Written exercise: Print all of the data exactly as written.

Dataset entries
====

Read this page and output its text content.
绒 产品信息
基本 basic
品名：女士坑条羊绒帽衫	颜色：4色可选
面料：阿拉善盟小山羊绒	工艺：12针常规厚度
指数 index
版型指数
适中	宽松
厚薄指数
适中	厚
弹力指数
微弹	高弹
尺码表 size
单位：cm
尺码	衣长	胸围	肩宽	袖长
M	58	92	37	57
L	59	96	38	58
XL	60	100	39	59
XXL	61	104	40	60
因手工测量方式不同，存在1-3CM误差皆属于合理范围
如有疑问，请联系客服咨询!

====

Exercise solution:
Read this page and output its text content.
绒 产品信息
基本 basic
品名：女士坑条羊绒帽衫	颜色：4色可选
面料：阿拉善盟小山羊绒	工艺：12针常规厚度
指数 index
版型指数
适中	宽松
厚薄指数
适中	厚
弹力指数
微弹	高弹
尺码表 size
单位：cm
尺码	衣长	胸围	肩宽	袖长
M	58	92	37	57
L	59	96	38	58
XL	60	100	39	59
XXL	61	104	40	60
因手工测量方式不同，存在1-3CM误差皆属于合理范围
如有疑问，请联系客服咨询!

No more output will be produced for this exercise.